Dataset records
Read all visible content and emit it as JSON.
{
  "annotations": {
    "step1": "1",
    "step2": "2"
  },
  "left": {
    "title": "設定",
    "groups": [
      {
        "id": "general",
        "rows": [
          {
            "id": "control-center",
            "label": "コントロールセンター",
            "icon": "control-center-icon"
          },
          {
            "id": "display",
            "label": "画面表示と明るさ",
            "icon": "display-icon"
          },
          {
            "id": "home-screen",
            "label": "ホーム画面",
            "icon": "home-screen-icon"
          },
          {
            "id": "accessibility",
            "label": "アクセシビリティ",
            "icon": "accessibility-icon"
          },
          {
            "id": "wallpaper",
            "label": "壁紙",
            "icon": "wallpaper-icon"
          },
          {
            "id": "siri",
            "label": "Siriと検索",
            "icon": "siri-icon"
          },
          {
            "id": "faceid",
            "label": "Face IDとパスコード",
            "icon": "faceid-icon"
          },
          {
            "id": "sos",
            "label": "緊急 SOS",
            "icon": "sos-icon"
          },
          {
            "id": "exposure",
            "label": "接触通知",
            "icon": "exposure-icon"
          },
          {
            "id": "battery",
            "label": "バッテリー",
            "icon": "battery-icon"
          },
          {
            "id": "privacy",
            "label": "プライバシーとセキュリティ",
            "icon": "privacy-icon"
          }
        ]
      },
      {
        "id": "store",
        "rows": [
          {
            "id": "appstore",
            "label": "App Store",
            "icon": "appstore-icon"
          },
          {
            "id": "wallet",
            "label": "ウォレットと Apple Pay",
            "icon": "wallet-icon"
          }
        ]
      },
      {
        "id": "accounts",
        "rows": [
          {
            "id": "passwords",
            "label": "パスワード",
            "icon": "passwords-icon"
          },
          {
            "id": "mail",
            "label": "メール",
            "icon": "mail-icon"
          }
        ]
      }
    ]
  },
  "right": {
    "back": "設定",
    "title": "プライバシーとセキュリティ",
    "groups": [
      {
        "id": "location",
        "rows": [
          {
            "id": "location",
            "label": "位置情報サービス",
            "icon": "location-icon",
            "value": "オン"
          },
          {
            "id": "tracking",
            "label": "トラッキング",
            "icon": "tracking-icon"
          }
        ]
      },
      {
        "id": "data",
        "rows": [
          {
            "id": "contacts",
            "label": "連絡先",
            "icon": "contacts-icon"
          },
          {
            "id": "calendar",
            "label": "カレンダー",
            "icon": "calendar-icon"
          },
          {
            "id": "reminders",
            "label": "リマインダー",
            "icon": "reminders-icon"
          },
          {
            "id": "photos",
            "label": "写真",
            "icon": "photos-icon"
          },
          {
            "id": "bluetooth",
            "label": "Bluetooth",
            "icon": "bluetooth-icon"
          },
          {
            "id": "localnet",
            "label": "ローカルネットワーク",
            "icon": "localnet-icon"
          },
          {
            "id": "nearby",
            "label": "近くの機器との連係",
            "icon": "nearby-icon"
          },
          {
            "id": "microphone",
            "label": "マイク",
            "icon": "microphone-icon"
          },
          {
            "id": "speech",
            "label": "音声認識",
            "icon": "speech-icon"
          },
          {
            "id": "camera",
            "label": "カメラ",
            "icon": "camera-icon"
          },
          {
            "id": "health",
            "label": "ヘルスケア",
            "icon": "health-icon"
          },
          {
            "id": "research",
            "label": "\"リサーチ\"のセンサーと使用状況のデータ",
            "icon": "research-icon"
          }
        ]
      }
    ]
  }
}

What you will do: Exactly as written, please output every entry.

Task answer:
Read all visible content and emit it as JSON.
{
  "annotations": {
    "step1": "1",
    "step2": "2"
  },
  "left": {
    "title": "設定",
    "groups": [
      {
        "id": "general",
        "rows": [
          {
            "id": "control-center",
            "label": "コントロールセンター",
            "icon": "control-center-icon"
          },
          {
            "id": "display",
            "label": "画面表示と明るさ",
            "icon": "display-icon"
          },
          {
            "id": "home-screen",
            "label": "ホーム画面",
            "icon": "home-screen-icon"
          },
          {
            "id": "accessibility",
            "label": "アクセシビリティ",
            "icon": "accessibility-icon"
          },
          {
            "id": "wallpaper",
            "label": "壁紙",
            "icon": "wallpaper-icon"
          },
          {
            "id": "siri",
            "label": "Siriと検索",
            "icon": "siri-icon"
          },
          {
            "id": "faceid",
            "label": "Face IDとパスコード",
            "icon": "faceid-icon"
          },
          {
            "id": "sos",
            "label": "緊急 SOS",
            "icon": "sos-icon"
          },
          {
            "id": "exposure",
            "label": "接触通知",
            "icon": "exposure-icon"
          },
          {
            "id": "battery",
            "label": "バッテリー",
            "icon": "battery-icon"
          },
          {
            "id": "privacy",
            "label": "プライバシーとセキュリティ",
            "icon": "privacy-icon"
          }
        ]
      },
      {
        "id": "store",
        "rows": [
          {
            "id": "appstore",
            "label": "App Store",
            "icon": "appstore-icon"
          },
          {
            "id": "wallet",
            "label": "ウォレットと Apple Pay",
            "icon": "wallet-icon"
          }
        ]
      },
      {
        "id": "accounts",
        "rows": [
          {
            "id": "passwords",
            "label": "パスワード",
            "icon": "passwords-icon"
          },
          {
            "id": "mail",
            "label": "メール",
            "icon": "mail-icon"
          }
        ]
      }
    ]
  },
  "right": {
    "back": "設定",
    "title": "プライバシーとセキュリティ",
    "groups": [
      {
        "id": "location",
        "rows": [
          {
            "id": "location",
            "label": "位置情報サービス",
            "icon": "location-icon",
            "value": "オン"
          },
          {
            "id": "tracking",
            "label": "トラッキング",
            "icon": "tracking-icon"
          }
        ]
      },
      {
        "id": "data",
        "rows": [
          {
            "id": "contacts",
            "label": "連絡先",
            "icon": "contacts-icon"
          },
          {
            "id": "calendar",
            "label": "カレンダー",
            "icon": "calendar-icon"
          },
          {
            "id": "reminders",
            "label": "リマインダー",
            "icon": "reminders-icon"
          },
          {
            "id": "photos",
            "label": "写真",
            "icon": "photos-icon"
          },
          {
            "id": "bluetooth",
            "label": "Bluetooth",
            "icon": "bluetooth-icon"
          },
          {
            "id": "localnet",
            "label": "ローカルネットワーク",
            "icon": "localnet-icon"
          },
          {
            "id": "nearby",
            "label": "近くの機器との連係",
            "icon": "nearby-icon"
          },
          {
            "id": "microphone",
            "label": "マイク",
            "icon": "microphone-icon"
          },
          {
            "id": "speech",
            "label": "音声認識",
            "icon": "speech-icon"
          },
          {
            "id": "camera",
            "label": "カメラ",
            "icon": "camera-icon"
          },
          {
            "id": "health",
            "label": "ヘルスケア",
            "icon": "health-icon"
          },
          {
            "id": "research",
            "label": "\"リサーチ\"のセンサーと使用状況のデータ",
            "icon": "research-icon"
          }
        ]
      }
    ]
  }
}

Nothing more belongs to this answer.